--- TASK INSTRUCTIONS ---
Every entry must be given again exactly.
=======
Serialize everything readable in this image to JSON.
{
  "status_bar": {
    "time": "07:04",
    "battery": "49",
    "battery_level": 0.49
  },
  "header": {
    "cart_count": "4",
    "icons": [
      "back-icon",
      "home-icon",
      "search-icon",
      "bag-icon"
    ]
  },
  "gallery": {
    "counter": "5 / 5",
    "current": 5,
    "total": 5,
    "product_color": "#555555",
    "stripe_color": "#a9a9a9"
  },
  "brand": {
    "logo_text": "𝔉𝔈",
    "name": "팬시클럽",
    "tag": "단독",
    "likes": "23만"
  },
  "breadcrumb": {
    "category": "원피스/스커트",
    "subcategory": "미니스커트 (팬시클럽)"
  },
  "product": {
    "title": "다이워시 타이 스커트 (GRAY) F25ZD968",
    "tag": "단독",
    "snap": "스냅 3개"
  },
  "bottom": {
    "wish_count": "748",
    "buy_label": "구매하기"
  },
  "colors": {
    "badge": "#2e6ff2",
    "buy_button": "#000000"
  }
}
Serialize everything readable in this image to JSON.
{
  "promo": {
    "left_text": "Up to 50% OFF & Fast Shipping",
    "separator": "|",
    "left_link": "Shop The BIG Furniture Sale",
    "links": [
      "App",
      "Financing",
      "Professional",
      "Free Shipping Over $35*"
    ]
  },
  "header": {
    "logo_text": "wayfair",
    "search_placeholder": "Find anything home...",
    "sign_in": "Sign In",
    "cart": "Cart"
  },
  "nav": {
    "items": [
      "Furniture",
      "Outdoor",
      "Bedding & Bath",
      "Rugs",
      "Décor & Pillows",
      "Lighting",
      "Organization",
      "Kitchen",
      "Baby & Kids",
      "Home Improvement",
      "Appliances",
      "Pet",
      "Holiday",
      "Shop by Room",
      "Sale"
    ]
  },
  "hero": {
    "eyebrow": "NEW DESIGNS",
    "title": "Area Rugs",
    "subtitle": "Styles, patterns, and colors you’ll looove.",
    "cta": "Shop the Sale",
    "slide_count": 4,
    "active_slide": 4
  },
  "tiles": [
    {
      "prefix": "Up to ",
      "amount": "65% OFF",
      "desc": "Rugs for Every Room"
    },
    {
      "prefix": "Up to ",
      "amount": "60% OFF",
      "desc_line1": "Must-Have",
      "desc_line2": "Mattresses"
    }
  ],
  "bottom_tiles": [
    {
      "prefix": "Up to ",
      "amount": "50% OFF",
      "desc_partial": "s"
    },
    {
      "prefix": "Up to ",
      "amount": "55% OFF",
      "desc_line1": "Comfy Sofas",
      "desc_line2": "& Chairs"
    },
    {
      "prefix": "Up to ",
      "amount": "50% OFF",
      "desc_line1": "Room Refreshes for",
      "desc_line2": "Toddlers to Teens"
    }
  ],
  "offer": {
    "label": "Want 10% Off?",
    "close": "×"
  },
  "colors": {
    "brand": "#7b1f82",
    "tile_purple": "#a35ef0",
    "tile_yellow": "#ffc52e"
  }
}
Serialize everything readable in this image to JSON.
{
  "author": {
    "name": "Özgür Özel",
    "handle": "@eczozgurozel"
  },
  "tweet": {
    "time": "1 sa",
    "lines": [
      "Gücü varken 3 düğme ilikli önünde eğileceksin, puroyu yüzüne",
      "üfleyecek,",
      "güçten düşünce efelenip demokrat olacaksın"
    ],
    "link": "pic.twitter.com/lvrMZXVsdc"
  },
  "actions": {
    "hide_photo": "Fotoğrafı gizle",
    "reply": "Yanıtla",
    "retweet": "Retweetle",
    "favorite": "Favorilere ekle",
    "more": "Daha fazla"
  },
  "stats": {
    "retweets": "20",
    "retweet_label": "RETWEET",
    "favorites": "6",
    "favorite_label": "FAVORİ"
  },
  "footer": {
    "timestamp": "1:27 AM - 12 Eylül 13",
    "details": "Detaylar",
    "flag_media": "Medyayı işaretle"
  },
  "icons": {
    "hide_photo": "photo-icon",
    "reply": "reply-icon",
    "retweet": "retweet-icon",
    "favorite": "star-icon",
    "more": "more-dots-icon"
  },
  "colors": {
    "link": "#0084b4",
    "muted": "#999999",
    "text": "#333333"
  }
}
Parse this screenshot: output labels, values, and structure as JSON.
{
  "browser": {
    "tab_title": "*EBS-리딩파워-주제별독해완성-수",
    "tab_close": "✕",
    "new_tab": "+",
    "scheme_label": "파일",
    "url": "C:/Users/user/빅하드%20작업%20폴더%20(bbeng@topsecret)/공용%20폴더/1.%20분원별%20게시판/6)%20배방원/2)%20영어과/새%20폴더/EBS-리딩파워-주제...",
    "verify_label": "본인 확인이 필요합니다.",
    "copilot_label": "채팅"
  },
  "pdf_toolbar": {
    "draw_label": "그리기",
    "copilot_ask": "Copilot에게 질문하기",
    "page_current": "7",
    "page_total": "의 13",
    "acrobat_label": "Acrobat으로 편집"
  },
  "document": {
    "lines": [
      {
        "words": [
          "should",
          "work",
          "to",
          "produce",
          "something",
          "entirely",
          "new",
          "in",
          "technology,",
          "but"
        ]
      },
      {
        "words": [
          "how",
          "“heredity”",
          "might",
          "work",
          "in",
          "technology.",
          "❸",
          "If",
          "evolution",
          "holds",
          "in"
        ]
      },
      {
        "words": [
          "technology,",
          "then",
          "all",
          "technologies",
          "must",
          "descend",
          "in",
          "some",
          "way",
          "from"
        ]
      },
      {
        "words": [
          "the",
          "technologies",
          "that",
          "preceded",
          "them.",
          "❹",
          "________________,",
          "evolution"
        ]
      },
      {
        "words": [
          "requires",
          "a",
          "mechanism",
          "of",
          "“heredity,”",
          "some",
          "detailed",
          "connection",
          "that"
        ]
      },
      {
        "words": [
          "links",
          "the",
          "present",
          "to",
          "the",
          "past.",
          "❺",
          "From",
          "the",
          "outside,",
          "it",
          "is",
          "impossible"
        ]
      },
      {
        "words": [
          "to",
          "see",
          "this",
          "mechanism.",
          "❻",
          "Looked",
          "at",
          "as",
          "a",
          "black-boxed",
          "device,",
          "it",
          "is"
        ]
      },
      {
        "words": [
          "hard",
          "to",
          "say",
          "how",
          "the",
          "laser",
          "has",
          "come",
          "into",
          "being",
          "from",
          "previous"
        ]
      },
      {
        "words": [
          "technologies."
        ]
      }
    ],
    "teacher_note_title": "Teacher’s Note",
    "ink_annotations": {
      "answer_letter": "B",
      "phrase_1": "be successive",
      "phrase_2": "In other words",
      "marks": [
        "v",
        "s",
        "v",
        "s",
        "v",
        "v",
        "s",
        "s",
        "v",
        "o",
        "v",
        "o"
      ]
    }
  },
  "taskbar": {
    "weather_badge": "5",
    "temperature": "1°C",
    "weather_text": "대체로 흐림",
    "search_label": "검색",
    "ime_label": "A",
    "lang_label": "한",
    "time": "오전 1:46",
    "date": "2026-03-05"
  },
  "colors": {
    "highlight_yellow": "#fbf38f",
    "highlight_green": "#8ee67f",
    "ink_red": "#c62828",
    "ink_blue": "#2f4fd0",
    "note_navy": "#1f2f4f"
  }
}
=======
--- OUTPUT BELOW ---
Serialize everything readable in this image to JSON.
{
  "status_bar": {
    "time": "07:04",
    "battery": "49",
    "battery_level": 0.49
  },
  "header": {
    "cart_count": "4",
    "icons": [
      "back-icon",
      "home-icon",
      "search-icon",
      "bag-icon"
    ]
  },
  "gallery": {
    "counter": "5 / 5",
    "current": 5,
    "total": 5,
    "product_color": "#555555",
    "stripe_color": "#a9a9a9"
  },
  "brand": {
    "logo_text": "𝔉𝔈",
    "name": "팬시클럽",
    "tag": "단독",
    "likes": "23만"
  },
  "breadcrumb": {
    "category": "원피스/스커트",
    "subcategory": "미니스커트 (팬시클럽)"
  },
  "product": {
    "title": "다이워시 타이 스커트 (GRAY) F25ZD968",
    "tag": "단독",
    "snap": "스냅 3개"
  },
  "bottom": {
    "wish_count": "748",
    "buy_label": "구매하기"
  },
  "colors": {
    "badge": "#2e6ff2",
    "buy_button": "#000000"
  }
}
Serialize everything readable in this image to JSON.
{
  "promo": {
    "left_text": "Up to 50% OFF & Fast Shipping",
    "separator": "|",
    "left_link": "Shop The BIG Furniture Sale",
    "links": [
      "App",
      "Financing",
      "Professional",
      "Free Shipping Over $35*"
    ]
  },
  "header": {
    "logo_text": "wayfair",
    "search_placeholder": "Find anything home...",
    "sign_in": "Sign In",
    "cart": "Cart"
  },
  "nav": {
    "items": [
      "Furniture",
      "Outdoor",
      "Bedding & Bath",
      "Rugs",
      "Décor & Pillows",
      "Lighting",
      "Organization",
      "Kitchen",
      "Baby & Kids",
      "Home Improvement",
      "Appliances",
      "Pet",
      "Holiday",
      "Shop by Room",
      "Sale"
    ]
  },
  "hero": {
    "eyebrow": "NEW DESIGNS",
    "title": "Area Rugs",
    "subtitle": "Styles, patterns, and colors you’ll looove.",
    "cta": "Shop the Sale",
    "slide_count": 4,
    "active_slide": 4
  },
  "tiles": [
    {
      "prefix": "Up to ",
      "amount": "65% OFF",
      "desc": "Rugs for Every Room"
    },
    {
      "prefix": "Up to ",
      "amount": "60% OFF",
      "desc_line1": "Must-Have",
      "desc_line2": "Mattresses"
    }
  ],
  "bottom_tiles": [
    {
      "prefix": "Up to ",
      "amount": "50% OFF",
      "desc_partial": "s"
    },
    {
      "prefix": "Up to ",
      "amount": "55% OFF",
      "desc_line1": "Comfy Sofas",
      "desc_line2": "& Chairs"
    },
    {
      "prefix": "Up to ",
      "amount": "50% OFF",
      "desc_line1": "Room Refreshes for",
      "desc_line2": "Toddlers to Teens"
    }
  ],
  "offer": {
    "label": "Want 10% Off?",
    "close": "×"
  },
  "colors": {
    "brand": "#7b1f82",
    "tile_purple": "#a35ef0",
    "tile_yellow": "#ffc52e"
  }
}
Serialize everything readable in this image to JSON.
{
  "author": {
    "name": "Özgür Özel",
    "handle": "@eczozgurozel"
  },
  "tweet": {
    "time": "1 sa",
    "lines": [
      "Gücü varken 3 düğme ilikli önünde eğileceksin, puroyu yüzüne",
      "üfleyecek,",
      "güçten düşünce efelenip demokrat olacaksın"
    ],
    "link": "pic.twitter.com/lvrMZXVsdc"
  },
  "actions": {
    "hide_photo": "Fotoğrafı gizle",
    "reply": "Yanıtla",
    "retweet": "Retweetle",
    "favorite": "Favorilere ekle",
    "more": "Daha fazla"
  },
  "stats": {
    "retweets": "20",
    "retweet_label": "RETWEET",
    "favorites": "6",
    "favorite_label": "FAVORİ"
  },
  "footer": {
    "timestamp": "1:27 AM - 12 Eylül 13",
    "details": "Detaylar",
    "flag_media": "Medyayı işaretle"
  },
  "icons": {
    "hide_photo": "photo-icon",
    "reply": "reply-icon",
    "retweet": "retweet-icon",
    "favorite": "star-icon",
    "more": "more-dots-icon"
  },
  "colors": {
    "link": "#0084b4",
    "muted": "#999999",
    "text": "#333333"
  }
}
Parse this screenshot: output labels, values, and structure as JSON.
{
  "browser": {
    "tab_title": "*EBS-리딩파워-주제별독해완성-수",
    "tab_close": "✕",
    "new_tab": "+",
    "scheme_label": "파일",
    "url": "C:/Users/user/빅하드%20작업%20폴더%20(bbeng@topsecret)/공용%20폴더/1.%20분원별%20게시판/6)%20배방원/2)%20영어과/새%20폴더/EBS-리딩파워-주제...",
    "verify_label": "본인 확인이 필요합니다.",
    "copilot_label": "채팅"
  },
  "pdf_toolbar": {
    "draw_label": "그리기",
    "copilot_ask": "Copilot에게 질문하기",
    "page_current": "7",
    "page_total": "의 13",
    "acrobat_label": "Acrobat으로 편집"
  },
  "document": {
    "lines": [
      {
        "words": [
          "should",
          "work",
          "to",
          "produce",
          "something",
          "entirely",
          "new",
          "in",
          "technology,",
          "but"
        ]
      },
      {
        "words": [
          "how",
          "“heredity”",
          "might",
          "work",
          "in",
          "technology.",
          "❸",
          "If",
          "evolution",
          "holds",
          "in"
        ]
      },
      {
        "words": [
          "technology,",
          "then",
          "all",
          "technologies",
          "must",
          "descend",
          "in",
          "some",
          "way",
          "from"
        ]
      },
      {
        "words": [
          "the",
          "technologies",
          "that",
          "preceded",
          "them.",
          "❹",
          "________________,",
          "evolution"
        ]
      },
      {
        "words": [
          "requires",
          "a",
          "mechanism",
          "of",
          "“heredity,”",
          "some",
          "detailed",
          "connection",
          "that"
        ]
      },
      {
        "words": [
          "links",
          "the",
          "present",
          "to",
          "the",
          "past.",
          "❺",
          "From",
          "the",
          "outside,",
          "it",
          "is",
          "impossible"
        ]
      },
      {
        "words": [
          "to",
          "see",
          "this",
          "mechanism.",
          "❻",
          "Looked",
          "at",
          "as",
          "a",
          "black-boxed",
          "device,",
          "it",
          "is"
        ]
      },
      {
        "words": [
          "hard",
          "to",
          "say",
          "how",
          "the",
          "laser",
          "has",
          "come",
          "into",
          "being",
          "from",
          "previous"
        ]
      },
      {
        "words": [
          "technologies."
        ]
      }
    ],
    "teacher_note_title": "Teacher’s Note",
    "ink_annotations": {
      "answer_letter": "B",
      "phrase_1": "be successive",
      "phrase_2": "In other words",
      "marks": [
        "v",
        "s",
        "v",
        "s",
        "v",
        "v",
        "s",
        "s",
        "v",
        "o",
        "v",
        "o"
      ]
    }
  },
  "taskbar": {
    "weather_badge": "5",
    "temperature": "1°C",
    "weather_text": "대체로 흐림",
    "search_label": "검색",
    "ime_label": "A",
    "lang_label": "한",
    "time": "오전 1:46",
    "date": "2026-03-05"
  },
  "colors": {
    "highlight_yellow": "#fbf38f",
    "highlight_green": "#8ee67f",
    "ink_red": "#c62828",
    "ink_blue": "#2f4fd0",
    "note_navy": "#1f2f4f"
  }
}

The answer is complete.